Task to complete: In how many lines of the data does the word "Vorkrisenniveau" appear? Give the number by itself.

[Structured figure records]
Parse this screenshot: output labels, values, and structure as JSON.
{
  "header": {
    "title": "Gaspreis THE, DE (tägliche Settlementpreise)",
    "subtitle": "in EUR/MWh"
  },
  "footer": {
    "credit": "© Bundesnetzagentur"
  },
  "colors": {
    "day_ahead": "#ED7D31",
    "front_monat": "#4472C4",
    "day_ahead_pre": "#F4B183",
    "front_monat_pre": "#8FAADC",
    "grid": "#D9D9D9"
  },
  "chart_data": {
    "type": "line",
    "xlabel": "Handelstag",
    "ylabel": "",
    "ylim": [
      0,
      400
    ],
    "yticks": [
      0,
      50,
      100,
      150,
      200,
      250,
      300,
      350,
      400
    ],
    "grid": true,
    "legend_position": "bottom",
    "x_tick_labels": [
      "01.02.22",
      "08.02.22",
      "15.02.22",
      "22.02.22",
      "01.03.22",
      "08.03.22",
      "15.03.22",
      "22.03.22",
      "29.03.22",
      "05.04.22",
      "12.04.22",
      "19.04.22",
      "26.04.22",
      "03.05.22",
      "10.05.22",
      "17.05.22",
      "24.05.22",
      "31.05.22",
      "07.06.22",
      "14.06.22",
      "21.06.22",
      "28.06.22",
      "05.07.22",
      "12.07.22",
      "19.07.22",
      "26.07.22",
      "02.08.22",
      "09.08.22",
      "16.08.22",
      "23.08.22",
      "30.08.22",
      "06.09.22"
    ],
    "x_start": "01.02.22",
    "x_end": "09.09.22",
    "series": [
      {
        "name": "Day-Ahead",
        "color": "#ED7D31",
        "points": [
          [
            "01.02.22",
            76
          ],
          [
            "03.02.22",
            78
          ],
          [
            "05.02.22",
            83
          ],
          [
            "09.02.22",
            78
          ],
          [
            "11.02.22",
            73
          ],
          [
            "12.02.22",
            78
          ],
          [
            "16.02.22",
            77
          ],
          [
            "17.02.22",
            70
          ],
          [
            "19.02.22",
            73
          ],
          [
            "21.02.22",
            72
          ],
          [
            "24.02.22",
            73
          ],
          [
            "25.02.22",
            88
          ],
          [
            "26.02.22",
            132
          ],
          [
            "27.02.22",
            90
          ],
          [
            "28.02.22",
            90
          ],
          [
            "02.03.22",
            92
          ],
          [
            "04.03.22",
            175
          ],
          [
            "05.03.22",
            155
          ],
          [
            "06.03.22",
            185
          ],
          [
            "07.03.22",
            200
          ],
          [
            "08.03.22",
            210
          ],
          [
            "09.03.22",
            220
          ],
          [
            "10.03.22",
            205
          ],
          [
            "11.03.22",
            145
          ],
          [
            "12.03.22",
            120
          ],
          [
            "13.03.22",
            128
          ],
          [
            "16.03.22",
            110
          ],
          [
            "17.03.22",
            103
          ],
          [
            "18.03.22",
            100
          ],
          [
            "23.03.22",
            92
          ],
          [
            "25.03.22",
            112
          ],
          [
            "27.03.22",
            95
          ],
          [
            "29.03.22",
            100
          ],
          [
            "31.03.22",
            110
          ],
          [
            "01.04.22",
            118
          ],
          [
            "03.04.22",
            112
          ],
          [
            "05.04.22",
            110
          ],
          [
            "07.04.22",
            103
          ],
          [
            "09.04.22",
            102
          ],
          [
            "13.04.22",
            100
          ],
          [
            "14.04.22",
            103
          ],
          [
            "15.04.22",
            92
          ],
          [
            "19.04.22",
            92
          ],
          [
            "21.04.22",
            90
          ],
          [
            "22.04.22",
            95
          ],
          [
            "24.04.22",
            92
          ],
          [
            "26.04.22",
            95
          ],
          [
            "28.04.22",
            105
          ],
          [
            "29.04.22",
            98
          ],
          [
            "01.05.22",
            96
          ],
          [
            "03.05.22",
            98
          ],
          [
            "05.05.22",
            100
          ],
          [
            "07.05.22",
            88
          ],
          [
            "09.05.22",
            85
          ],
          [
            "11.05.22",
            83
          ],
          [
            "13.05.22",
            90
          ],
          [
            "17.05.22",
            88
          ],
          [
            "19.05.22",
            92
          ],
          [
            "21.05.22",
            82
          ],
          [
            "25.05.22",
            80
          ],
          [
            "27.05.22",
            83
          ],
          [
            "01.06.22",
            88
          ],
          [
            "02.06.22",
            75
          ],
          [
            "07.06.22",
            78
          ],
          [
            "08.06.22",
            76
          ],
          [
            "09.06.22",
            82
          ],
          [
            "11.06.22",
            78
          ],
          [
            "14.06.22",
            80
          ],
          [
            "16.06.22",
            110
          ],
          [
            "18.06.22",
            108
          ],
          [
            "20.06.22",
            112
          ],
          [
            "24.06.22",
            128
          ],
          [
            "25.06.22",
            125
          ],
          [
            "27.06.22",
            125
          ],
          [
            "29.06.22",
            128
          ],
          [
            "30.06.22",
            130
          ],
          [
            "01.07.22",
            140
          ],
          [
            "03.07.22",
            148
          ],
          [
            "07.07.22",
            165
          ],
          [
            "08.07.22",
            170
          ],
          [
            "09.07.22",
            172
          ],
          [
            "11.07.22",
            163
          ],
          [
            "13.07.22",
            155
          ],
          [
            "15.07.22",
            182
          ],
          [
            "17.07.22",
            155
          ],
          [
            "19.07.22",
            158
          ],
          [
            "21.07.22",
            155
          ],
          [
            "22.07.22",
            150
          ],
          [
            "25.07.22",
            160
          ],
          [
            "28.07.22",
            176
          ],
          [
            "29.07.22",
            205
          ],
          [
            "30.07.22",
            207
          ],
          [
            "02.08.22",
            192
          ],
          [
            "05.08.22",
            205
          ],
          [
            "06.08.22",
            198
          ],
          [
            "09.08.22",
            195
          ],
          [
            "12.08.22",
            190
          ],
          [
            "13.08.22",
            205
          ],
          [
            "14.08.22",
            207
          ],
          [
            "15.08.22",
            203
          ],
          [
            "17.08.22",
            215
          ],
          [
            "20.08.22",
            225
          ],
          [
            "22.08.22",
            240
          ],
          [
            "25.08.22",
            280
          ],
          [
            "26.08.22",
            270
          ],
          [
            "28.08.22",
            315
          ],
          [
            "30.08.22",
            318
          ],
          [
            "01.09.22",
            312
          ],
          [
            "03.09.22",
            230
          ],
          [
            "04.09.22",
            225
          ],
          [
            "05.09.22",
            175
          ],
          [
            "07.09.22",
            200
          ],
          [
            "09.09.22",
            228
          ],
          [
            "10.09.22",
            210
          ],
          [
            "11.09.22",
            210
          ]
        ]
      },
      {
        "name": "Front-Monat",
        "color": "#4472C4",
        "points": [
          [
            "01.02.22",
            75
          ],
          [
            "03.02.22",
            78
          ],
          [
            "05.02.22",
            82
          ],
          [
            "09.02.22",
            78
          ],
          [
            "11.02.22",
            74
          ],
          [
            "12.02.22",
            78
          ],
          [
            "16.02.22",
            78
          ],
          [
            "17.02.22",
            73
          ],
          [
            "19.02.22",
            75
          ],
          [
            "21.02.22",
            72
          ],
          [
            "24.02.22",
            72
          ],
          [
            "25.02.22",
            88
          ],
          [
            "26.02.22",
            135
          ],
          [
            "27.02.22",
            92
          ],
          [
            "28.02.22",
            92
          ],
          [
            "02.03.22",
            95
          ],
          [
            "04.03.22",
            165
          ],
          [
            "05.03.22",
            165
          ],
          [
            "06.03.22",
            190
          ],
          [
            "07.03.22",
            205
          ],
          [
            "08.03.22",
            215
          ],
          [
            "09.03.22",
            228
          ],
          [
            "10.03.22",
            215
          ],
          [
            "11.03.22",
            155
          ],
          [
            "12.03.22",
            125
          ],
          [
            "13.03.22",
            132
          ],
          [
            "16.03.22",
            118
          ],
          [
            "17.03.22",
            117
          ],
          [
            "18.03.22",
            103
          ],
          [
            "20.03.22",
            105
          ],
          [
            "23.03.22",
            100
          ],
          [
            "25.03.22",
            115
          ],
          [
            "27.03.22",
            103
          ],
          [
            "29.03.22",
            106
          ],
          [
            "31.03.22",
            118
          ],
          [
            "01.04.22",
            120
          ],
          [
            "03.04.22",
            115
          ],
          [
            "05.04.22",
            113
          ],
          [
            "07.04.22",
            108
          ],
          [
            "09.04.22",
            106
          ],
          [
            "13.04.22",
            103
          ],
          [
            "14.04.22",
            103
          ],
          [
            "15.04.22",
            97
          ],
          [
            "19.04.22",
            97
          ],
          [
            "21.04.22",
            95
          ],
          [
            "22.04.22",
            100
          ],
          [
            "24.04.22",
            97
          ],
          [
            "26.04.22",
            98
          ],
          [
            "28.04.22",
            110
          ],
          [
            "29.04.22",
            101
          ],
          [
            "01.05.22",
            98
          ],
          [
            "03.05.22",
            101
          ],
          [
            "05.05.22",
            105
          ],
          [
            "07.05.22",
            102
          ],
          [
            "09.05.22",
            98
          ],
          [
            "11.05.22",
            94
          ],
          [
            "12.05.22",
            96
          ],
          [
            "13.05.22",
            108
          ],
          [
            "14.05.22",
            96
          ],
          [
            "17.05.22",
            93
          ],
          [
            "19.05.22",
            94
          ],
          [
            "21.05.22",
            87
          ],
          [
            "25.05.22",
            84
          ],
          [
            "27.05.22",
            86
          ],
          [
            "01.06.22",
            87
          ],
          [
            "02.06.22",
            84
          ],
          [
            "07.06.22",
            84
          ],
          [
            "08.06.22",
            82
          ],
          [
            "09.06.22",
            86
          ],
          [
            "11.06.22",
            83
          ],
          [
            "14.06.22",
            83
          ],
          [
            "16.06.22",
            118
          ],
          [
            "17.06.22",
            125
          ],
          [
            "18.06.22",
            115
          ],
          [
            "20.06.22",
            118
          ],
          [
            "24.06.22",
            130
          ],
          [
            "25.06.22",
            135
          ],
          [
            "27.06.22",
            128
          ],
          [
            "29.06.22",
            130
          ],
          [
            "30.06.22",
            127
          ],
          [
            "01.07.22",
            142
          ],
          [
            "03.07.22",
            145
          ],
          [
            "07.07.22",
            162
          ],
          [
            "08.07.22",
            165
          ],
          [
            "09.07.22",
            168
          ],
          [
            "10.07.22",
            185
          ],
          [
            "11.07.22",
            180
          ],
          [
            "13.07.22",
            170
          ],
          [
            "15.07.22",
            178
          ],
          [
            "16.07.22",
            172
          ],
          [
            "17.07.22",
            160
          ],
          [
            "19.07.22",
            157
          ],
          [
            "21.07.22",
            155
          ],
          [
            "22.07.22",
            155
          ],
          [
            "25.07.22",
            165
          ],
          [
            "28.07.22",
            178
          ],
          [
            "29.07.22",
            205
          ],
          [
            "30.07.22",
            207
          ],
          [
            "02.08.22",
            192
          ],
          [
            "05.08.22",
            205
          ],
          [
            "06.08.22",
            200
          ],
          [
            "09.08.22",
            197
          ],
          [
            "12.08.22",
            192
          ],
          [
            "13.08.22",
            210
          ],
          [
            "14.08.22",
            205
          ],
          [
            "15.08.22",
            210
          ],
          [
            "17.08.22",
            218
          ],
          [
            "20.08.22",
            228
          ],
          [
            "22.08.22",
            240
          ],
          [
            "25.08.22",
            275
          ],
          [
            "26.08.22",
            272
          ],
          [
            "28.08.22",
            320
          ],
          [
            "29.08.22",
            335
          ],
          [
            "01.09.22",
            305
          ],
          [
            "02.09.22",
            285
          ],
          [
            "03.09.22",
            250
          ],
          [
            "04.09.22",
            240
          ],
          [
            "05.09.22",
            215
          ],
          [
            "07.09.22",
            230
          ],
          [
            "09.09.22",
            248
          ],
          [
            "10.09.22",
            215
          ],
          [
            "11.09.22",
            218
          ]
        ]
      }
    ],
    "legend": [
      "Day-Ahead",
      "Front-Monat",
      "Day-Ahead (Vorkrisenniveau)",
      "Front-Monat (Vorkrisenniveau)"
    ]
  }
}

Result below: 2